[Saved entries]
● ● ● ● ● ● ●

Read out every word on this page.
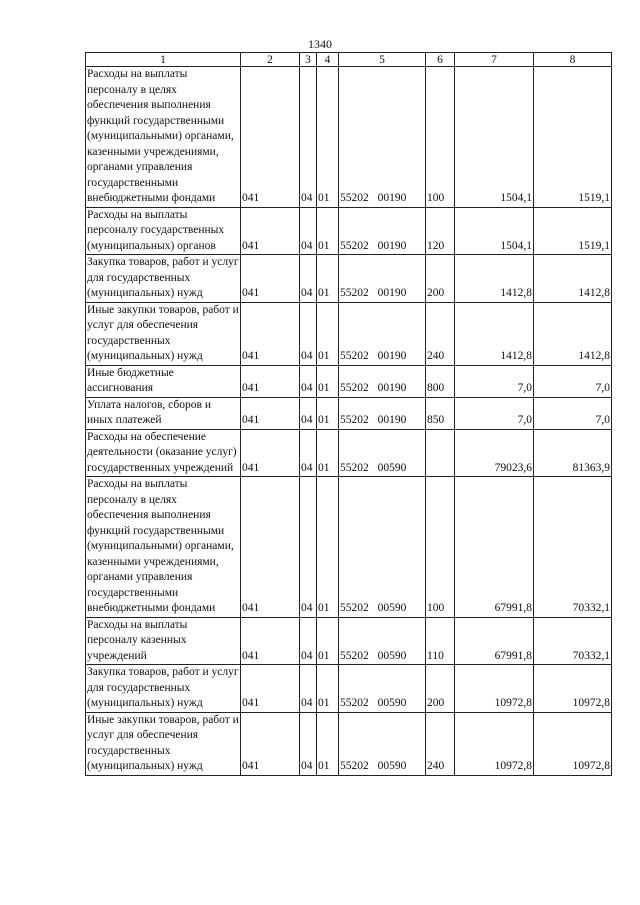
1340
1	2	3	4	5	6	7	8
Расходы на выплаты персоналу в целях обеспечения выполнения функций государственными (муниципальными) органами, казенными учреждениями, органами управления государственными внебюджетными фондами	041	04	01	55202 00190	100	1504,1	1519,1
Расходы на выплаты персоналу государственных (муниципальных) органов	041	04	01	55202 00190	120	1504,1	1519,1
Закупка товаров, работ и услуг для государственных (муниципальных) нужд	041	04	01	55202 00190	200	1412,8	1412,8
Иные закупки товаров, работ и услуг для обеспечения государственных (муниципальных) нужд	041	04	01	55202 00190	240	1412,8	1412,8
Иные бюджетные ассигнования	041	04	01	55202 00190	800	7,0	7,0
Уплата налогов, сборов и иных платежей	041	04	01	55202 00190	850	7,0	7,0
Расходы на обеспечение деятельности (оказание услуг) государственных учреждений	041	04	01	55202 00590		79023,6	81363,9
Расходы на выплаты персоналу в целях обеспечения выполнения функций государственными (муниципальными) органами, казенными учреждениями, органами управления государственными внебюджетными фондами	041	04	01	55202 00590	100	67991,8	70332,1
Расходы на выплаты персоналу казенных учреждений	041	04	01	55202 00590	110	67991,8	70332,1
Закупка товаров, работ и услуг для государственных (муниципальных) нужд	041	04	01	55202 00590	200	10972,8	10972,8
Иные закупки товаров, работ и услуг для обеспечения государственных (муниципальных) нужд	041	04	01	55202 00590	240	10972,8	10972,8
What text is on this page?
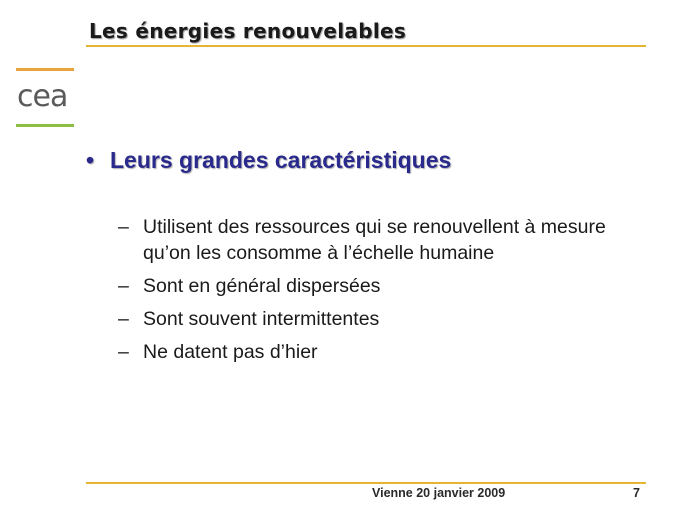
Les énergies renouvelables
cea
• Leurs grandes caractéristiques
– Utilisent des ressources qui se renouvellent à mesure qu’on les consomme à l’échelle humaine
– Sont en général dispersées
– Sont souvent intermittentes
– Ne datent pas d’hier
Vienne 20 janvier 2009	7
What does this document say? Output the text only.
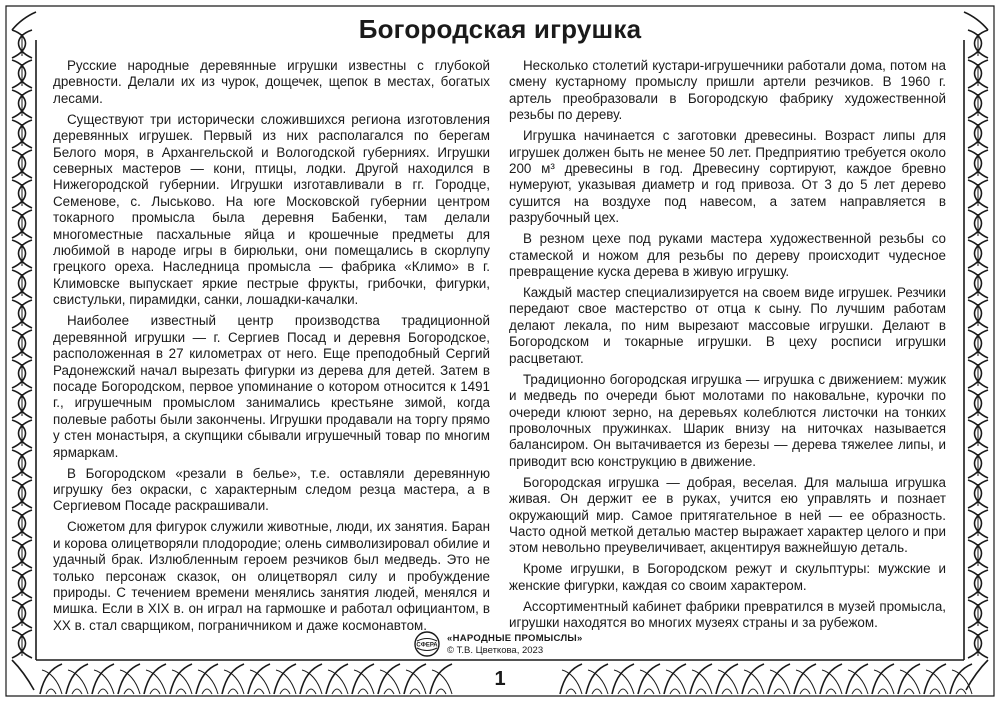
Богородская игрушка

Русские народные деревянные игрушки известны с глубокой древности. Делали их из чурок, дощечек, щепок в местах, богатых лесами.

Существуют три исторически сложившихся региона изготовления деревянных игрушек. Первый из них располагался по берегам Белого моря, в Архангельской и Вологодской губерниях. Игрушки северных мастеров — кони, птицы, лодки. Другой находился в Нижегородской губернии. Игрушки изготавливали в гг. Городце, Семенове, с. Лыськово. На юге Московской губернии центром токарного промысла была деревня Бабенки, там делали многоместные пасхальные яйца и крошечные предметы для любимой в народе игры в бирюльки, они помещались в скорлупу грецкого ореха. Наследница промысла — фабрика «Климо» в г. Климовске выпускает яркие пестрые фрукты, грибочки, фигурки, свистульки, пирамидки, санки, лошадки-качалки.

Наиболее известный центр производства традиционной деревянной игрушки — г. Сергиев Посад и деревня Богородское, расположенная в 27 километрах от него. Еще преподобный Сергий Радонежский начал вырезать фигурки из дерева для детей. Затем в посаде Богородском, первое упоминание о котором относится к 1491 г., игрушечным промыслом занимались крестьяне зимой, когда полевые работы были закончены. Игрушки продавали на торгу прямо у стен монастыря, а скупщики сбывали игрушечный товар по многим ярмаркам.

В Богородском «резали в белье», т.е. оставляли деревянную игрушку без окраски, с характерным следом резца мастера, а в Сергиевом Посаде раскрашивали.

Сюжетом для фигурок служили животные, люди, их занятия. Баран и корова олицетворяли плодородие; олень символизировал обилие и удачный брак. Излюбленным героем резчиков был медведь. Это не только персонаж сказок, он олицетворял силу и пробуждение природы. С течением времени менялись занятия людей, менялся и мишка. Если в XIX в. он играл на гармошке и работал официантом, в XX в. стал сварщиком, пограничником и даже космонавтом.

Несколько столетий кустари-игрушечники работали дома, потом на смену кустарному промыслу пришли артели резчиков. В 1960 г. артель преобразовали в Богородскую фабрику художественной резьбы по дереву.

Игрушка начинается с заготовки древесины. Возраст липы для игрушек должен быть не менее 50 лет. Предприятию требуется около 200 м³ древесины в год. Древесину сортируют, каждое бревно нумеруют, указывая диаметр и год привоза. От 3 до 5 лет дерево сушится на воздухе под навесом, а затем направляется в разрубочный цех.

В резном цехе под руками мастера художественной резьбы со стамеской и ножом для резьбы по дереву происходит чудесное превращение куска дерева в живую игрушку.

Каждый мастер специализируется на своем виде игрушек. Резчики передают свое мастерство от отца к сыну. По лучшим работам делают лекала, по ним вырезают массовые игрушки. Делают в Богородском и токарные игрушки. В цеху росписи игрушки расцветают.

Традиционно богородская игрушка — игрушка с движением: мужик и медведь по очереди бьют молотами по наковальне, курочки по очереди клюют зерно, на деревьях колеблются листочки на тонких проволочных пружинках. Шарик внизу на ниточках называется балансиром. Он вытачивается из березы — дерева тяжелее липы, и приводит всю конструкцию в движение.

Богородская игрушка — добрая, веселая. Для малыша игрушка живая. Он держит ее в руках, учится ею управлять и познает окружающий мир. Самое притягательное в ней — ее образность. Часто одной меткой деталью мастер выражает характер целого и при этом невольно преувеличивает, акцентируя важнейшую деталь.

Кроме игрушки, в Богородском режут и скульптуры: мужские и женские фигурки, каждая со своим характером.

Ассортиментный кабинет фабрики превратился в музей промысла, игрушки находятся во многих музеях страны и за рубежом.

СФЕРА
«НАРОДНЫЕ ПРОМЫСЛЫ»
© Т.В. Цветкова, 2023
1
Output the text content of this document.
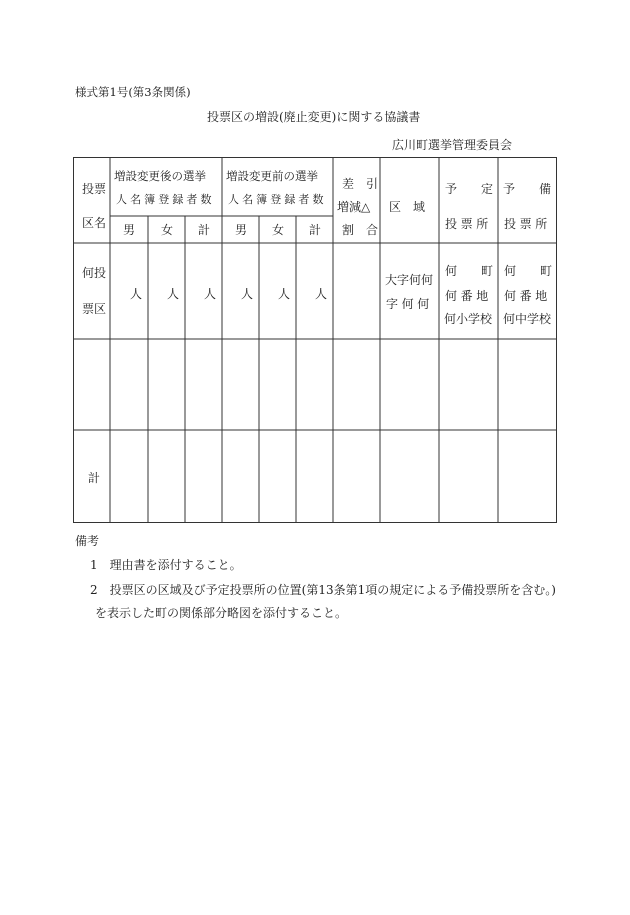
様式第1号(第3条関係)
投票区の増設(廃止変更)に関する協議書
広川町選挙管理委員会
投票
区名
増設変更後の選挙
人名簿登録者数
増設変更前の選挙
人名簿登録者数
差　引
増減△
割　合
区　域
予　　定
投票所
予　　備
投票所
男 女 計 男 女 計
何投
票区
人 人 人 人 人 人
大字何何
字何何
何　　町
何番地
何小学校
何　　町
何番地
何中学校
計
備考
1　理由書を添付すること。
2　投票区の区域及び予定投票所の位置(第13条第1項の規定による予備投票所を含む。)
を表示した町の関係部分略図を添付すること。
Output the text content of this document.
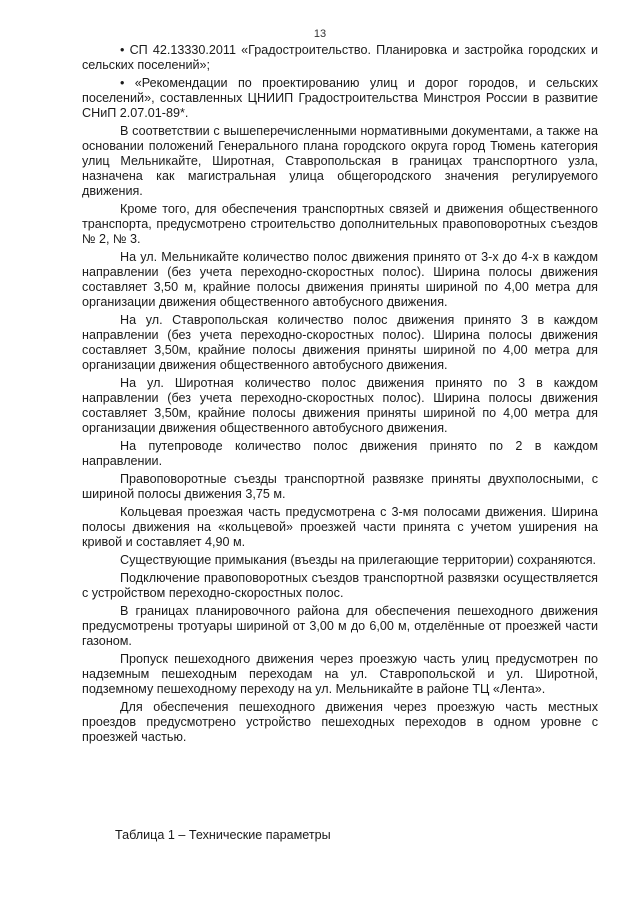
13

• СП 42.13330.2011 «Градостроительство. Планировка и застройка городских и сельских поселений»;

• «Рекомендации по проектированию улиц и дорог городов, и сельских поселений», составленных ЦНИИП Градостроительства Минстроя России в развитие СНиП 2.07.01-89*.

В соответствии с вышеперечисленными нормативными документами, а также на основании положений Генерального плана городского округа город Тюмень категория улиц Мельникайте, Широтная, Ставропольская в границах транспортного узла, назначена как магистральная улица общегородского значения регулируемого движения.

Кроме того, для обеспечения транспортных связей и движения общественного транспорта, предусмотрено строительство дополнительных правоповоротных съездов № 2, № 3.

На ул. Мельникайте количество полос движения принято от 3-х до 4-х в каждом направлении (без учета переходно-скоростных полос). Ширина полосы движения составляет 3,50 м, крайние полосы движения приняты шириной по 4,00 метра для организации движения общественного автобусного движения.

На ул. Ставропольская количество полос движения принято 3 в каждом направлении (без учета переходно-скоростных полос). Ширина полосы движения составляет 3,50м, крайние полосы движения приняты шириной по 4,00 метра для организации движения общественного автобусного движения.

На ул. Широтная количество полос движения принято по 3 в каждом направлении (без учета переходно-скоростных полос). Ширина полосы движения составляет 3,50м, крайние полосы движения приняты шириной по 4,00 метра для организации движения общественного автобусного движения.

На путепроводе количество полос движения принято по 2 в каждом направлении.

Правоповоротные съезды транспортной развязке приняты двухполосными, с шириной полосы движения 3,75 м.

Кольцевая проезжая часть предусмотрена с 3-мя полосами движения. Ширина полосы движения на «кольцевой» проезжей части принята с учетом уширения на кривой и составляет 4,90 м.

Существующие примыкания (въезды на прилегающие территории) сохраняются.

Подключение правоповоротных съездов транспортной развязки осуществляется с устройством переходно-скоростных полос.

В границах планировочного района для обеспечения пешеходного движения предусмотрены тротуары шириной от 3,00 м до 6,00 м, отделённые от проезжей части газоном.

Пропуск пешеходного движения через проезжую часть улиц предусмотрен по надземным пешеходным переходам на ул. Ставропольской и ул. Широтной, подземному пешеходному переходу на ул. Мельникайте в районе ТЦ «Лента».

Для обеспечения пешеходного движения через проезжую часть местных проездов предусмотрено устройство пешеходных переходов в одном уровне с проезжей частью.

Таблица 1 – Технические параметры
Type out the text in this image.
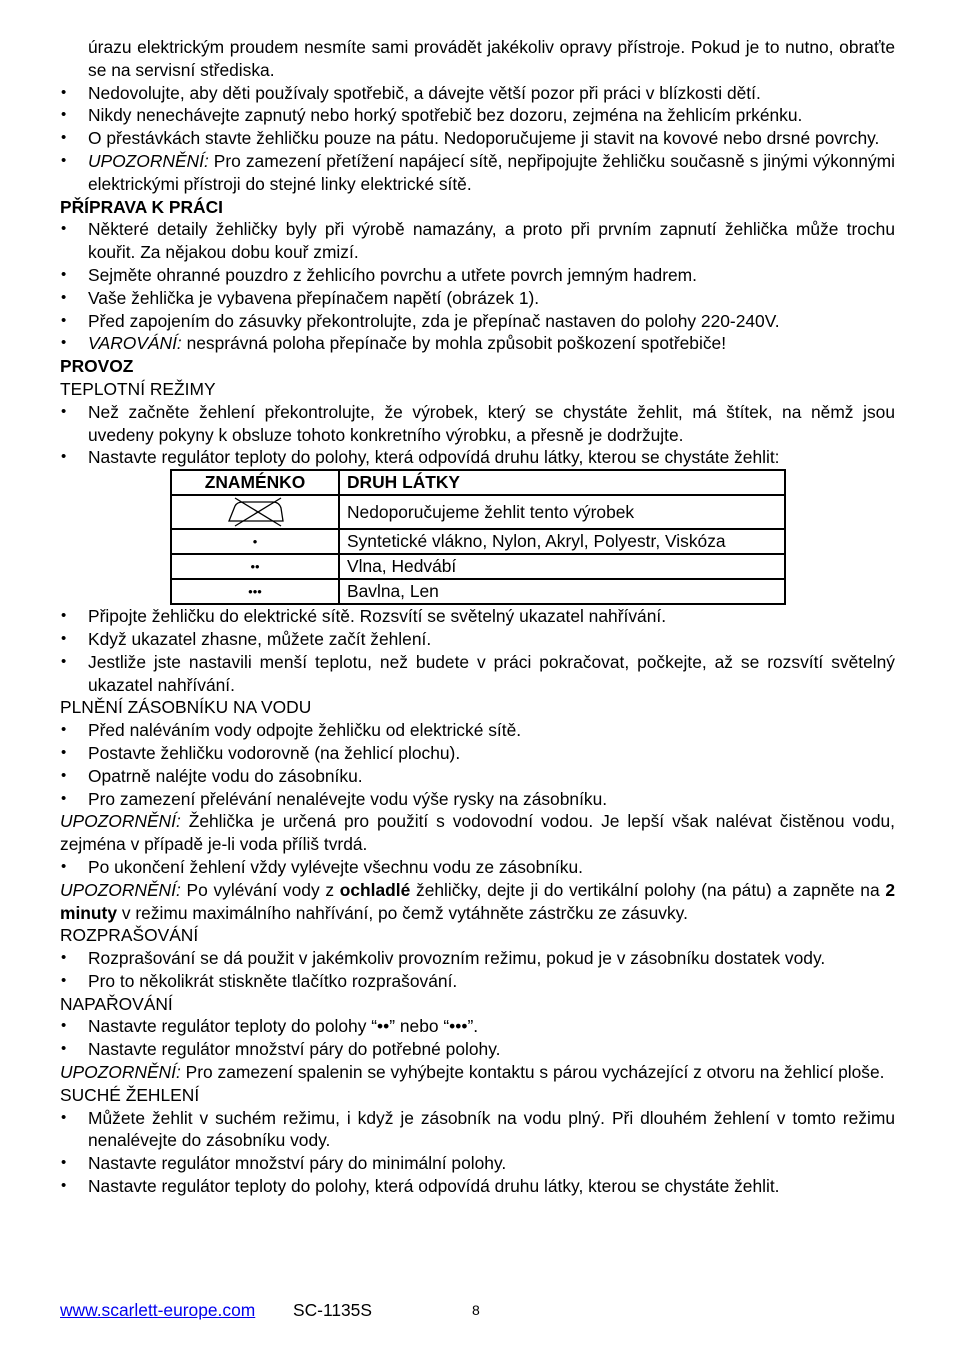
úrazu elektrickým proudem nesmíte sami provádět jakékoliv opravy přístroje. Pokud je to nutno, obraťte se na servisní střediska.

• Nedovolujte, aby děti používaly spotřebič, a dávejte větší pozor při práci v blízkosti dětí.
• Nikdy nenechávejte zapnutý nebo horký spotřebič bez dozoru, zejména na žehlicím prkénku.
• O přestávkách stavte žehličku pouze na pátu. Nedoporučujeme ji stavit na kovové nebo drsné povrchy.
• UPOZORNĚNÍ: Pro zamezení přetížení napájecí sítě, nepřipojujte žehličku současně s jinými výkonnými elektrickými přístroji do stejné linky elektrické sítě.

PŘÍPRAVA K PRÁCI

• Některé detaily žehličky byly při výrobě namazány, a proto při prvním zapnutí žehlička může trochu kouřit. Za nějakou dobu kouř zmizí.
• Sejměte ohranné pouzdro z žehlicího povrchu a utřete povrch jemným hadrem.
• Vaše žehlička je vybavena přepínačem napětí (obrázek 1).
• Před zapojením do zásuvky překontrolujte, zda je přepínač nastaven do polohy 220-240V.
• VAROVÁNÍ: nesprávná poloha přepínače by mohla způsobit poškození spotřebiče!

PROVOZ

TEPLOTNÍ REŽIMY

• Než začněte žehlení překontrolujte, že výrobek, který se chystáte žehlit, má štítek, na němž jsou uvedeny pokyny k obsluze tohoto konkretního výrobku, a přesně je dodržujte.
• Nastavte regulátor teploty do polohy, která odpovídá druhu látky, kterou se chystáte žehlit:
ZNAMÉNKO	DRUH LÁTKY

	Nedoporučujeme žehlit tento výrobek
•	Syntetické vlákno, Nylon, Akryl, Polyestr, Viskóza
••	Vlna, Hedvábí
•••	Bavlna, Len
• Připojte žehličku do elektrické sítě. Rozsvítí se světelný ukazatel nahřívání.
• Když ukazatel zhasne, můžete začít žehlení.
• Jestliže jste nastavili menší teplotu, než budete v práci pokračovat, počkejte, až se rozsvítí světelný ukazatel nahřívání.

PLNĚNÍ ZÁSOBNÍKU NA VODU

• Před naléváním vody odpojte žehličku od elektrické sítě.
• Postavte žehličku vodorovně (na žehlicí plochu).
• Opatrně naléjte vodu do zásobníku.
• Pro zamezení přelévání nenalévejte vodu výše rysky na zásobníku.

UPOZORNĚNÍ: Žehlička je určená pro použití s vodovodní vodou. Je lepší však nalévat čistěnou vodu, zejména v případě je-li voda příliš tvrdá.

• Po ukončení žehlení vždy vylévejte všechnu vodu ze zásobníku.

UPOZORNĚNÍ: Po vylévání vody z ochladlé žehličky, dejte ji do vertikální polohy (na pátu) a zapněte na 2 minuty v režimu maximálního nahřívání, po čemž vytáhněte zástrčku ze zásuvky.

ROZPRAŠOVÁNÍ

• Rozprašování se dá použit v jakémkoliv provozním režimu, pokud je v zásobníku dostatek vody.
• Pro to několikrát stiskněte tlačítko rozprašování.

NAPAŘOVÁNÍ

• Nastavte regulátor teploty do polohy “••” nebo “•••”.
• Nastavte regulátor množství páry do potřebné polohy.

UPOZORNĚNÍ: Pro zamezení spalenin se vyhýbejte kontaktu s párou vycházející z otvoru na žehlicí ploše.

SUCHÉ ŽEHLENÍ

• Můžete žehlit v suchém režimu, i když je zásobník na vodu plný. Při dlouhém žehlení v tomto režimu nenalévejte do zásobníku vody.
• Nastavte regulátor množství páry do minimální polohy.
• Nastavte regulátor teploty do polohy, která odpovídá druhu látky, kterou se chystáte žehlit.
www.scarlett-europe.com SC-1135S	8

● ● ● ● ● ● ●

Given problem: Copy every line above that includes the string "скоростных".

The output:
На ул. Мельникайте количество полос движения принято от 3-х до 4-х в каждом направлении (без учета переходно-скоростных полос). Ширина полосы движения составляет 3,50 м, крайние полосы движения приняты шириной по 4,00 метра для организации движения общественного автобусного движения.
На ул. Ставропольская количество полос движения принято 3 в каждом направлении (без учета переходно-скоростных полос). Ширина полосы движения составляет 3,50м, крайние полосы движения приняты шириной по 4,00 метра для организации движения общественного автобусного движения.
На ул. Широтная количество полос движения принято по 3 в каждом направлении (без учета переходно-скоростных полос). Ширина полосы движения составляет 3,50м, крайние полосы движения приняты шириной по 4,00 метра для организации движения общественного автобусного движения.
Подключение правоповоротных съездов транспортной развязки осуществляется с устройством переходно-скоростных полос.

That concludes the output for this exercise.